Name every field in the Chicago schools text below whose name ends in "_score".

─── Passage given

Assignment Direction 2
The data is from Chicago’s Data Portal regarding schools. It covers the name of the school, the safety, how involved the families are, how many misconducts occur, graduation rates and more.
Fields:
school_id
name_of_school
elementary_middle_or_high_school
street_address
city
zip_code
safety_score
family_involvement_score
environment_score
instruction_score
teachers_score
parent_engagement_score
parent_environment_score
rate_of_misconduct_per_100_students
graduation_rate_percent
Assignment Direction 3
We will examine the strength of linear correlations between all combinations of numerical variables. Represented below is the correlation coefficients matrix.
Correlation Matrix:
Assignment Direction 4
Strong, positive association
The graph indicates a strong, positive correlation between environment_score and instruction_score, since it’s correlation coefficient is 0.896. Anything greater than 0.5 is considered a strong, positive correlation. The scatterplot points appear to be fairly linear and in a positive direction, and the linear regression line also allows us to make out that it is an example of a strong, positive association. As environment_score increases, so does instruction_score.

──────
─── Given data

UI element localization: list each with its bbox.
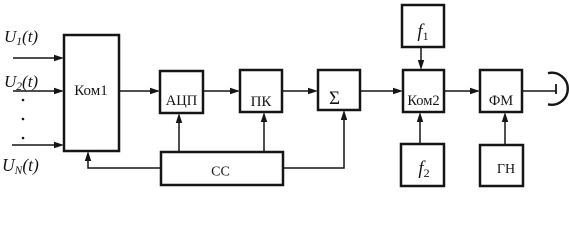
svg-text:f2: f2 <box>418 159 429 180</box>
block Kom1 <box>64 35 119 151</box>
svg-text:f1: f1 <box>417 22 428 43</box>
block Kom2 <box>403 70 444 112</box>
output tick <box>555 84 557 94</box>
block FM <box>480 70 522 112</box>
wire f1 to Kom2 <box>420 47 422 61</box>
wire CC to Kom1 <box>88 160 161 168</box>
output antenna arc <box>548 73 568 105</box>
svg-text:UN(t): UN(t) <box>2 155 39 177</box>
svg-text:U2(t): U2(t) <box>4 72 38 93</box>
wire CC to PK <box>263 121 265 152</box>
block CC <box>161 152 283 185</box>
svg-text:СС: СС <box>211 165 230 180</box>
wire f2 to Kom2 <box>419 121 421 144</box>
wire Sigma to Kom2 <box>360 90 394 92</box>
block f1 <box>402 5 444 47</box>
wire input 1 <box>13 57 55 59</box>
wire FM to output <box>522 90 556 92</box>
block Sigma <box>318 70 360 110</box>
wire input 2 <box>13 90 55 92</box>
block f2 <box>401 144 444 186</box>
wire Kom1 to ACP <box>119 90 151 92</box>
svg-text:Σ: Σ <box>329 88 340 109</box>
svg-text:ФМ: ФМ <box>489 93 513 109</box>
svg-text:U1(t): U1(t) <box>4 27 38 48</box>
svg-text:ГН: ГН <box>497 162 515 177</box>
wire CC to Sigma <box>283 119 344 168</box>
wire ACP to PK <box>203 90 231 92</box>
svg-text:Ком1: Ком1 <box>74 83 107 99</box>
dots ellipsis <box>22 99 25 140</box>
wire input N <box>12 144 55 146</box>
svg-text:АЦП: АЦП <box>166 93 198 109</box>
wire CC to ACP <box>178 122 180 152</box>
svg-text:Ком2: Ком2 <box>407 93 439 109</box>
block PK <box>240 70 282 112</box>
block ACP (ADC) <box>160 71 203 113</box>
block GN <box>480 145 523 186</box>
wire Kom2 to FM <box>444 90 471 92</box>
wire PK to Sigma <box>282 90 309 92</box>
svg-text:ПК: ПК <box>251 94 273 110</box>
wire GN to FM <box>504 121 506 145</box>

──────

# Result of the exercise:
safety_score, family_involvement_score, environment_score, instruction_score, teachers_score, parent_engagement_score, parent_environment_score